▶ **Your objective**:
Copy out the data below verbatim.

▶ **Data supplied**:
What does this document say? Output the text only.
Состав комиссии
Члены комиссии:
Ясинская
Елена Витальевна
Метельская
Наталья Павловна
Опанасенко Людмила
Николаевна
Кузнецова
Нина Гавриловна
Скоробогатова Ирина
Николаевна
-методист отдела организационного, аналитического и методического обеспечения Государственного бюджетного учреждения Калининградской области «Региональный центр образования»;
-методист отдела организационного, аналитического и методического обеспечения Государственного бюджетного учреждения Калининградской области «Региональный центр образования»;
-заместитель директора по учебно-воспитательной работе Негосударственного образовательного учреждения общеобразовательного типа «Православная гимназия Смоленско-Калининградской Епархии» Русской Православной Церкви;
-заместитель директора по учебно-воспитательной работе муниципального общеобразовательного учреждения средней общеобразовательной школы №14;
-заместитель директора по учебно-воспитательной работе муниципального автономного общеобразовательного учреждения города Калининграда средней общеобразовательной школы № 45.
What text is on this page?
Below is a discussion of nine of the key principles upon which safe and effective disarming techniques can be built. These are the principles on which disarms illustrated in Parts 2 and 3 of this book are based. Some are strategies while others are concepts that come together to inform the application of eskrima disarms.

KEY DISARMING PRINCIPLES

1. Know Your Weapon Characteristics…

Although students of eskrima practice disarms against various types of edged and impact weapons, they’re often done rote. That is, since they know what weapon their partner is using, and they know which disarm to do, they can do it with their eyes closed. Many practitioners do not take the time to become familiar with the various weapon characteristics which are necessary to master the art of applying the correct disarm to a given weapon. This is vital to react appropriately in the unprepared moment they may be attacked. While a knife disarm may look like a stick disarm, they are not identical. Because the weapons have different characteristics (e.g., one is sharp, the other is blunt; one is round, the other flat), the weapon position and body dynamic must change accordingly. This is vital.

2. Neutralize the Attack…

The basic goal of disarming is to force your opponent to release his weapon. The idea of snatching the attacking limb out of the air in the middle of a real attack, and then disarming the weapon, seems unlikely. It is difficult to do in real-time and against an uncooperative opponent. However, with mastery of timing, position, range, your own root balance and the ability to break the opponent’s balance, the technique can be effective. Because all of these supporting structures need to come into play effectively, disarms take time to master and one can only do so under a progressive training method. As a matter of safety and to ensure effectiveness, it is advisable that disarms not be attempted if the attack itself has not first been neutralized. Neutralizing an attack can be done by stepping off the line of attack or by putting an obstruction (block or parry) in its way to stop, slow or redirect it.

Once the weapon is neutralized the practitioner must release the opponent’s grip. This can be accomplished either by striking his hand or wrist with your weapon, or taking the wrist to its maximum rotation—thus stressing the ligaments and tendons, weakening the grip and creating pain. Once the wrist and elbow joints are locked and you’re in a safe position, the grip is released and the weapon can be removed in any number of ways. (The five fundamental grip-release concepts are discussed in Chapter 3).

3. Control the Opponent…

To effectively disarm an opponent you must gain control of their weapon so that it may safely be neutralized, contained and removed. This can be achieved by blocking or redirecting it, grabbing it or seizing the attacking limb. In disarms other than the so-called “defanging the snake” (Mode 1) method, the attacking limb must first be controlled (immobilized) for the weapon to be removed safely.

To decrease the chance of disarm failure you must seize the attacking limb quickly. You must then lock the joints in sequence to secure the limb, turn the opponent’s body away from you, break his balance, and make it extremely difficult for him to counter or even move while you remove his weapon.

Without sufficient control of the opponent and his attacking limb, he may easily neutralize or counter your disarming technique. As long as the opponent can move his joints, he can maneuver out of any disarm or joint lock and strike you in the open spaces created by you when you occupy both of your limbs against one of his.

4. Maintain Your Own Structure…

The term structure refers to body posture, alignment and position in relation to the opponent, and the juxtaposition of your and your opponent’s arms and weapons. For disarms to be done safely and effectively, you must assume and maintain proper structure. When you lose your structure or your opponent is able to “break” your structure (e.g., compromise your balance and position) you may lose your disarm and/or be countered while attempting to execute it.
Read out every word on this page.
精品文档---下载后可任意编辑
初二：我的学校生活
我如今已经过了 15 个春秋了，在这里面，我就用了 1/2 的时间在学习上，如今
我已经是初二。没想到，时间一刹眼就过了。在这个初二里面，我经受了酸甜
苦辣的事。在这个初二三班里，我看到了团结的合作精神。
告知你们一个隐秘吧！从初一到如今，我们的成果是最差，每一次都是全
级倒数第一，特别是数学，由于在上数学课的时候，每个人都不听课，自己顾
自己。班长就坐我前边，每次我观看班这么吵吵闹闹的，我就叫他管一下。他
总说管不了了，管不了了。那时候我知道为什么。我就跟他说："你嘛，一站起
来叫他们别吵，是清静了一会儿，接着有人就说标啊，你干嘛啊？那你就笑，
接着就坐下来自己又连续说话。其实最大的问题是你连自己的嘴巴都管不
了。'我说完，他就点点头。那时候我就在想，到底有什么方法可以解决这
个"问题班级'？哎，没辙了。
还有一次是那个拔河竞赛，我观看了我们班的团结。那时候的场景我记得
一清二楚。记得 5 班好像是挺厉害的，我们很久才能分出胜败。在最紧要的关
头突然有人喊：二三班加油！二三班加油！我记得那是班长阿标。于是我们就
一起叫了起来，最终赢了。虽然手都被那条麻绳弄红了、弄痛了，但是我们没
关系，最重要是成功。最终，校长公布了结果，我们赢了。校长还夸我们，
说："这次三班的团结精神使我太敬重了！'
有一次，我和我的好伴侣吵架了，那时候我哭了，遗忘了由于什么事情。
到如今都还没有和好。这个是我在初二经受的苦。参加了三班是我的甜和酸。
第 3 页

▶ **Reply to the exercise**:
What does this document say? Output the text only.
Состав комиссии
Члены комиссии:
Ясинская
Елена Витальевна
Метельская
Наталья Павловна
Опанасенко Людмила
Николаевна
Кузнецова
Нина Гавриловна
Скоробогатова Ирина
Николаевна
-методист отдела организационного, аналитического и методического обеспечения Государственного бюджетного учреждения Калининградской области «Региональный центр образования»;
-методист отдела организационного, аналитического и методического обеспечения Государственного бюджетного учреждения Калининградской области «Региональный центр образования»;
-заместитель директора по учебно-воспитательной работе Негосударственного образовательного учреждения общеобразовательного типа «Православная гимназия Смоленско-Калининградской Епархии» Русской Православной Церкви;
-заместитель директора по учебно-воспитательной работе муниципального общеобразовательного учреждения средней общеобразовательной школы №14;
-заместитель директора по учебно-воспитательной работе муниципального автономного общеобразовательного учреждения города Калининграда средней общеобразовательной школы № 45.
What text is on this page?
Below is a discussion of nine of the key principles upon which safe and effective disarming techniques can be built. These are the principles on which disarms illustrated in Parts 2 and 3 of this book are based. Some are strategies while others are concepts that come together to inform the application of eskrima disarms.

KEY DISARMING PRINCIPLES

1. Know Your Weapon Characteristics…

Although students of eskrima practice disarms against various types of edged and impact weapons, they’re often done rote. That is, since they know what weapon their partner is using, and they know which disarm to do, they can do it with their eyes closed. Many practitioners do not take the time to become familiar with the various weapon characteristics which are necessary to master the art of applying the correct disarm to a given weapon. This is vital to react appropriately in the unprepared moment they may be attacked. While a knife disarm may look like a stick disarm, they are not identical. Because the weapons have different characteristics (e.g., one is sharp, the other is blunt; one is round, the other flat), the weapon position and body dynamic must change accordingly. This is vital.

2. Neutralize the Attack…

The basic goal of disarming is to force your opponent to release his weapon. The idea of snatching the attacking limb out of the air in the middle of a real attack, and then disarming the weapon, seems unlikely. It is difficult to do in real-time and against an uncooperative opponent. However, with mastery of timing, position, range, your own root balance and the ability to break the opponent’s balance, the technique can be effective. Because all of these supporting structures need to come into play effectively, disarms take time to master and one can only do so under a progressive training method. As a matter of safety and to ensure effectiveness, it is advisable that disarms not be attempted if the attack itself has not first been neutralized. Neutralizing an attack can be done by stepping off the line of attack or by putting an obstruction (block or parry) in its way to stop, slow or redirect it.

Once the weapon is neutralized the practitioner must release the opponent’s grip. This can be accomplished either by striking his hand or wrist with your weapon, or taking the wrist to its maximum rotation—thus stressing the ligaments and tendons, weakening the grip and creating pain. Once the wrist and elbow joints are locked and you’re in a safe position, the grip is released and the weapon can be removed in any number of ways. (The five fundamental grip-release concepts are discussed in Chapter 3).

3. Control the Opponent…

To effectively disarm an opponent you must gain control of their weapon so that it may safely be neutralized, contained and removed. This can be achieved by blocking or redirecting it, grabbing it or seizing the attacking limb. In disarms other than the so-called “defanging the snake” (Mode 1) method, the attacking limb must first be controlled (immobilized) for the weapon to be removed safely.

To decrease the chance of disarm failure you must seize the attacking limb quickly. You must then lock the joints in sequence to secure the limb, turn the opponent’s body away from you, break his balance, and make it extremely difficult for him to counter or even move while you remove his weapon.

Without sufficient control of the opponent and his attacking limb, he may easily neutralize or counter your disarming technique. As long as the opponent can move his joints, he can maneuver out of any disarm or joint lock and strike you in the open spaces created by you when you occupy both of your limbs against one of his.

4. Maintain Your Own Structure…

The term structure refers to body posture, alignment and position in relation to the opponent, and the juxtaposition of your and your opponent’s arms and weapons. For disarms to be done safely and effectively, you must assume and maintain proper structure. When you lose your structure or your opponent is able to “break” your structure (e.g., compromise your balance and position) you may lose your disarm and/or be countered while attempting to execute it.
Read out every word on this page.
精品文档---下载后可任意编辑
初二：我的学校生活
我如今已经过了 15 个春秋了，在这里面，我就用了 1/2 的时间在学习上，如今
我已经是初二。没想到，时间一刹眼就过了。在这个初二里面，我经受了酸甜
苦辣的事。在这个初二三班里，我看到了团结的合作精神。
告知你们一个隐秘吧！从初一到如今，我们的成果是最差，每一次都是全
级倒数第一，特别是数学，由于在上数学课的时候，每个人都不听课，自己顾
自己。班长就坐我前边，每次我观看班这么吵吵闹闹的，我就叫他管一下。他
总说管不了了，管不了了。那时候我知道为什么。我就跟他说："你嘛，一站起
来叫他们别吵，是清静了一会儿，接着有人就说标啊，你干嘛啊？那你就笑，
接着就坐下来自己又连续说话。其实最大的问题是你连自己的嘴巴都管不
了。'我说完，他就点点头。那时候我就在想，到底有什么方法可以解决这
个"问题班级'？哎，没辙了。
还有一次是那个拔河竞赛，我观看了我们班的团结。那时候的场景我记得
一清二楚。记得 5 班好像是挺厉害的，我们很久才能分出胜败。在最紧要的关
头突然有人喊：二三班加油！二三班加油！我记得那是班长阿标。于是我们就
一起叫了起来，最终赢了。虽然手都被那条麻绳弄红了、弄痛了，但是我们没
关系，最重要是成功。最终，校长公布了结果，我们赢了。校长还夸我们，
说："这次三班的团结精神使我太敬重了！'
有一次，我和我的好伴侣吵架了，那时候我哭了，遗忘了由于什么事情。
到如今都还没有和好。这个是我在初二经受的苦。参加了三班是我的甜和酸。
第 3 页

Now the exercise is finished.